▶ [What the task asks]:
In the data, extract each line that holds the string "JSON".

▶ [Entries]:
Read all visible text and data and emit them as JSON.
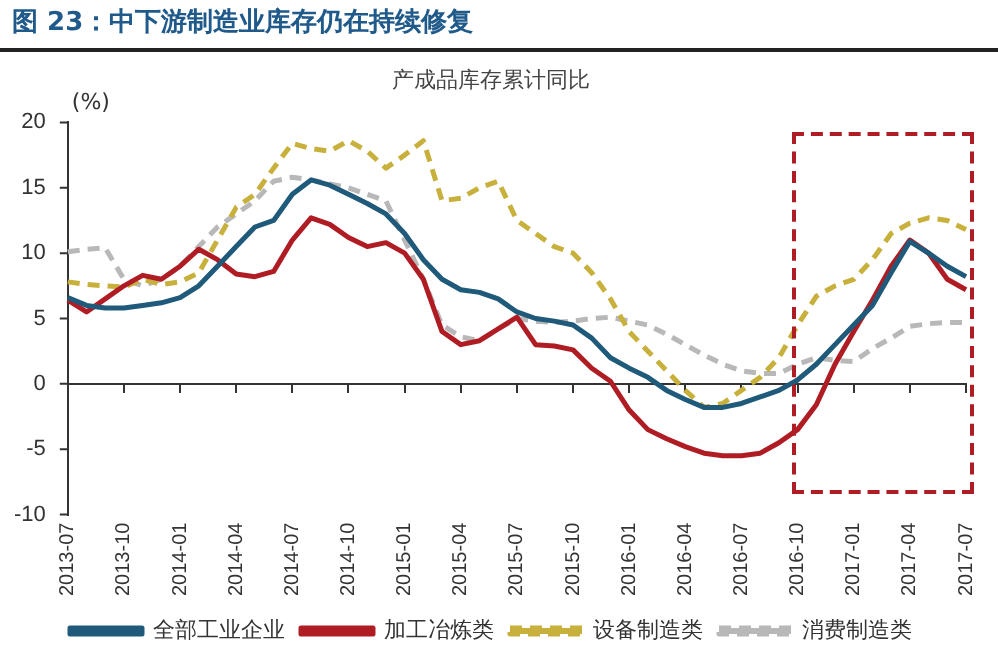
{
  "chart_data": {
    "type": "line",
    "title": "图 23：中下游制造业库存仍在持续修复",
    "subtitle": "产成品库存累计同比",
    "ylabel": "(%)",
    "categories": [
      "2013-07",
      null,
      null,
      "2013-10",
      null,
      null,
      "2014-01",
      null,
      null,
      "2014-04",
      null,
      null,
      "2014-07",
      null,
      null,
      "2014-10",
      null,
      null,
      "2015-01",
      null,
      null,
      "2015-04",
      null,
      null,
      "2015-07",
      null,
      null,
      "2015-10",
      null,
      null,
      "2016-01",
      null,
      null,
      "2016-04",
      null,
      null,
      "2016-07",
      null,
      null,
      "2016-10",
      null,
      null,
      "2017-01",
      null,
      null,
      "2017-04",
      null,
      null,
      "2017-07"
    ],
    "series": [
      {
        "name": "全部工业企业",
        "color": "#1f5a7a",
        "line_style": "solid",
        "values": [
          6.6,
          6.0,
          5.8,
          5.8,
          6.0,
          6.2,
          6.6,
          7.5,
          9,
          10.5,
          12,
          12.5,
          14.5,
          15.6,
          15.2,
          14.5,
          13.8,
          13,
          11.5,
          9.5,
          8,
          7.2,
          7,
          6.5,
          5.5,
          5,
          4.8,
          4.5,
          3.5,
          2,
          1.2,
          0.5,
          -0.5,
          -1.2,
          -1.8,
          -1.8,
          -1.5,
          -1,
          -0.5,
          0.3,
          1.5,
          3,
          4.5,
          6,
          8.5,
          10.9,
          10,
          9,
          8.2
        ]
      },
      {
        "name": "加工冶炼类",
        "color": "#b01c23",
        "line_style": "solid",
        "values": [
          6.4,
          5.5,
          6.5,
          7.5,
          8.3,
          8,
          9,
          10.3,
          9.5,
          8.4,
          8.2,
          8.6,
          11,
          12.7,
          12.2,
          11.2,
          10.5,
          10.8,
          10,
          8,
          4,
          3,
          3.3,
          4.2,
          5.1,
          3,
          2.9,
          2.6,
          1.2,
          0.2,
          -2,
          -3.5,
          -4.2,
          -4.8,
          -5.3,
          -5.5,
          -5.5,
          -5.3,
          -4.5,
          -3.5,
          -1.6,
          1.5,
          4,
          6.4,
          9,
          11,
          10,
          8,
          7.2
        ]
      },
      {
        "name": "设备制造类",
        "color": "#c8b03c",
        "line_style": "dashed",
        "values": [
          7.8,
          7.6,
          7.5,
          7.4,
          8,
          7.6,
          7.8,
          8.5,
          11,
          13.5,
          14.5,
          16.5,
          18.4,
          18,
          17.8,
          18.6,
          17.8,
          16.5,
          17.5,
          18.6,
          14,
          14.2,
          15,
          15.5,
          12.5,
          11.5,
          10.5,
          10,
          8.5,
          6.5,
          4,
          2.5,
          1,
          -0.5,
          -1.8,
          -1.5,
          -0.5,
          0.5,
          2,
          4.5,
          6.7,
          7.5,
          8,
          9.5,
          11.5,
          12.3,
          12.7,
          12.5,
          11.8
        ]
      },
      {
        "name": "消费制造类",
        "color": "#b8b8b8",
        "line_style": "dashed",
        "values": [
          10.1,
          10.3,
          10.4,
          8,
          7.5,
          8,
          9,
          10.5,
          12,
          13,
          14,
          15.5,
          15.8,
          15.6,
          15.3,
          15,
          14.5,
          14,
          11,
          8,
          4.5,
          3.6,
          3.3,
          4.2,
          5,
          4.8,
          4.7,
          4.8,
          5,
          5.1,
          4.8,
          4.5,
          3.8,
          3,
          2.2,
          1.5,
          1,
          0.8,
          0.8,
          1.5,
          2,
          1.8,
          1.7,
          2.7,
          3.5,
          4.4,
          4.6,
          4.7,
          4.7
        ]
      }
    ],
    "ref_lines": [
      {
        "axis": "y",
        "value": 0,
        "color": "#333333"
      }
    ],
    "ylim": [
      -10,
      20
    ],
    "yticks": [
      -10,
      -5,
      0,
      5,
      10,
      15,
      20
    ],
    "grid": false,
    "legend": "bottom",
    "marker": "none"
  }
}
* * *
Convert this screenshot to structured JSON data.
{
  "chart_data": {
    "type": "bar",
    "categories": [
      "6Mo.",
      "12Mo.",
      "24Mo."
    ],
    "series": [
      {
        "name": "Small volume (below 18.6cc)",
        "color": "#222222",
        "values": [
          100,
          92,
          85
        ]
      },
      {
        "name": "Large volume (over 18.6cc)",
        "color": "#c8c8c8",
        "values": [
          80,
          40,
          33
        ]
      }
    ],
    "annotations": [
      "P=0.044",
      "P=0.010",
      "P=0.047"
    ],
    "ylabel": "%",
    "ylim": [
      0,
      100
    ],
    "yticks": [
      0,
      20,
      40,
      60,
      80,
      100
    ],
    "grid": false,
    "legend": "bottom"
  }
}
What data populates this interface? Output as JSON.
==
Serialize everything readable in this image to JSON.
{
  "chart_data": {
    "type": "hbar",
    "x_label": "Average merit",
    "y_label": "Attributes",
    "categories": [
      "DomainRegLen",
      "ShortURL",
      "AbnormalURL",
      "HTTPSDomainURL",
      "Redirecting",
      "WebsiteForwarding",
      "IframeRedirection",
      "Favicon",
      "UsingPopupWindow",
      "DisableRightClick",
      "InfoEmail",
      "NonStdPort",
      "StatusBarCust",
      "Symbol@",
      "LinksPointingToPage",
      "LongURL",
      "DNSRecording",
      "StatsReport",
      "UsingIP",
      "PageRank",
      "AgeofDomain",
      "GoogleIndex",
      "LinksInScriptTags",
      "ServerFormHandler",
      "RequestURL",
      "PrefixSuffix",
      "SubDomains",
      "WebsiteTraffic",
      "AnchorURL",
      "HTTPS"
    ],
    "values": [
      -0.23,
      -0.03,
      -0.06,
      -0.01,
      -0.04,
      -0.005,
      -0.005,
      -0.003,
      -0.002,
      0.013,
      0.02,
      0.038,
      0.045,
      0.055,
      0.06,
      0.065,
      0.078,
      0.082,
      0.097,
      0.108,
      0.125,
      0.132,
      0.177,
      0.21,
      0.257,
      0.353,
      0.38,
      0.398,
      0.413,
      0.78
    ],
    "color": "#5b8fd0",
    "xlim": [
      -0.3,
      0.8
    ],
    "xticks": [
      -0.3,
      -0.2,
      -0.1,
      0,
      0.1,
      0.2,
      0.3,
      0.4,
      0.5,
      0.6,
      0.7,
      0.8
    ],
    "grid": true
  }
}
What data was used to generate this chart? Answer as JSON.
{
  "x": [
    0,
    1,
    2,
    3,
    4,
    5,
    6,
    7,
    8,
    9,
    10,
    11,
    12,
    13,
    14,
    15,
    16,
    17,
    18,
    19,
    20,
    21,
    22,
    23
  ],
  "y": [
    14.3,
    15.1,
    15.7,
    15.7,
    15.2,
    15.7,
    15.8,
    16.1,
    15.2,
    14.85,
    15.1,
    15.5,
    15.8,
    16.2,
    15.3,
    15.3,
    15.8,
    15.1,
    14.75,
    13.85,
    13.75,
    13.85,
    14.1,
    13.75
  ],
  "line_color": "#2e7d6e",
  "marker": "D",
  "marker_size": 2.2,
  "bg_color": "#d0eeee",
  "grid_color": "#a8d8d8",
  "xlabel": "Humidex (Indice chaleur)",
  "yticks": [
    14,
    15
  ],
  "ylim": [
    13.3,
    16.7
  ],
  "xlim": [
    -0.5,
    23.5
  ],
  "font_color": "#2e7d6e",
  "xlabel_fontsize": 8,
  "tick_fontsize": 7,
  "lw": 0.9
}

▶ [Written response]:
Read all visible text and data and emit them as JSON.
Convert this screenshot to structured JSON data.
What data populates this interface? Output as JSON.
Serialize everything readable in this image to JSON.
What data was used to generate this chart? Answer as JSON.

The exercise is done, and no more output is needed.